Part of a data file
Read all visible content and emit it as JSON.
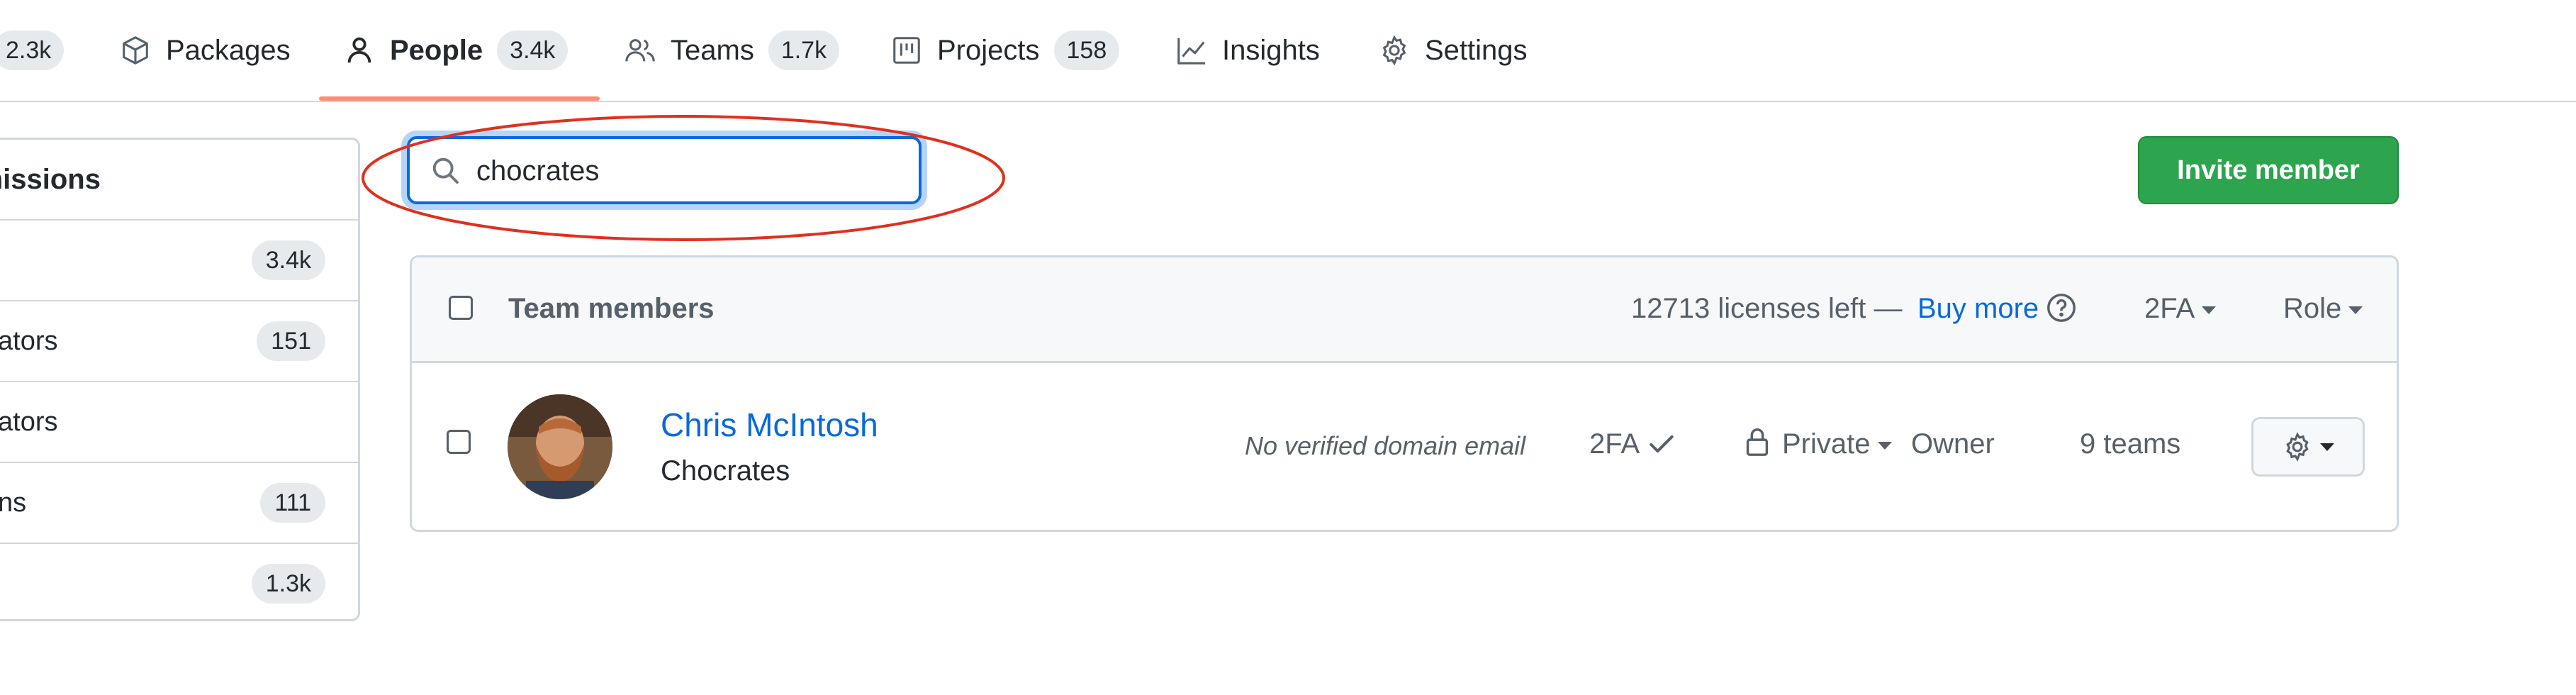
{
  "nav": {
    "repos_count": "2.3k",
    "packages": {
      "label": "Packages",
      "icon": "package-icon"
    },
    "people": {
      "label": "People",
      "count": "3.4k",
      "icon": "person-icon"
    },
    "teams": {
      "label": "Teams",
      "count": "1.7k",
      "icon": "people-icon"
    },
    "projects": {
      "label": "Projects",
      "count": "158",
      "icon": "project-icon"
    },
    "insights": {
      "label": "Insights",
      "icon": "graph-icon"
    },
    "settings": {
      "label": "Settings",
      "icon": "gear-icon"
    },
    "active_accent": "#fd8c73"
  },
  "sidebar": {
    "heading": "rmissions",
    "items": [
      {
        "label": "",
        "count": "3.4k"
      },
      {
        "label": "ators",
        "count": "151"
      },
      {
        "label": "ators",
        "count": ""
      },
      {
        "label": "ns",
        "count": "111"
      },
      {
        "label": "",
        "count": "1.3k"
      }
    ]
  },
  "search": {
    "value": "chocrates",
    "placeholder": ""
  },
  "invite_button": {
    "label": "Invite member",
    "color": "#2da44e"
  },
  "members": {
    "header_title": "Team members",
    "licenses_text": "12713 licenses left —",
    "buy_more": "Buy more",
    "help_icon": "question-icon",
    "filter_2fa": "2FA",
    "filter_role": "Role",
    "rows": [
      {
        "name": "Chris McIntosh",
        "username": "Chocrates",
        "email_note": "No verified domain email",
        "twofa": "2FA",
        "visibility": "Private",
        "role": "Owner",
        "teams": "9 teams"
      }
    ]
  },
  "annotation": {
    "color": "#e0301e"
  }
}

Problem details | From the records given above, reproduce all text exactly and exclude each picture.

Solution to this task |
Read all visible content and emit it as JSON.
{
  "nav": {
    "repos_count": "2.3k",
    "packages": {
      "label": "Packages",
      "icon": "package-icon"
    },
    "people": {
      "label": "People",
      "count": "3.4k",
      "icon": "person-icon"
    },
    "teams": {
      "label": "Teams",
      "count": "1.7k",
      "icon": "people-icon"
    },
    "projects": {
      "label": "Projects",
      "count": "158",
      "icon": "project-icon"
    },
    "insights": {
      "label": "Insights",
      "icon": "graph-icon"
    },
    "settings": {
      "label": "Settings",
      "icon": "gear-icon"
    },
    "active_accent": "#fd8c73"
  },
  "sidebar": {
    "heading": "rmissions",
    "items": [
      {
        "label": "",
        "count": "3.4k"
      },
      {
        "label": "ators",
        "count": "151"
      },
      {
        "label": "ators",
        "count": ""
      },
      {
        "label": "ns",
        "count": "111"
      },
      {
        "label": "",
        "count": "1.3k"
      }
    ]
  },
  "search": {
    "value": "chocrates",
    "placeholder": ""
  },
  "invite_button": {
    "label": "Invite member",
    "color": "#2da44e"
  },
  "members": {
    "header_title": "Team members",
    "licenses_text": "12713 licenses left —",
    "buy_more": "Buy more",
    "help_icon": "question-icon",
    "filter_2fa": "2FA",
    "filter_role": "Role",
    "rows": [
      {
        "name": "Chris McIntosh",
        "username": "Chocrates",
        "email_note": "No verified domain email",
        "twofa": "2FA",
        "visibility": "Private",
        "role": "Owner",
        "teams": "9 teams"
      }
    ]
  },
  "annotation": {
    "color": "#e0301e"
  }
}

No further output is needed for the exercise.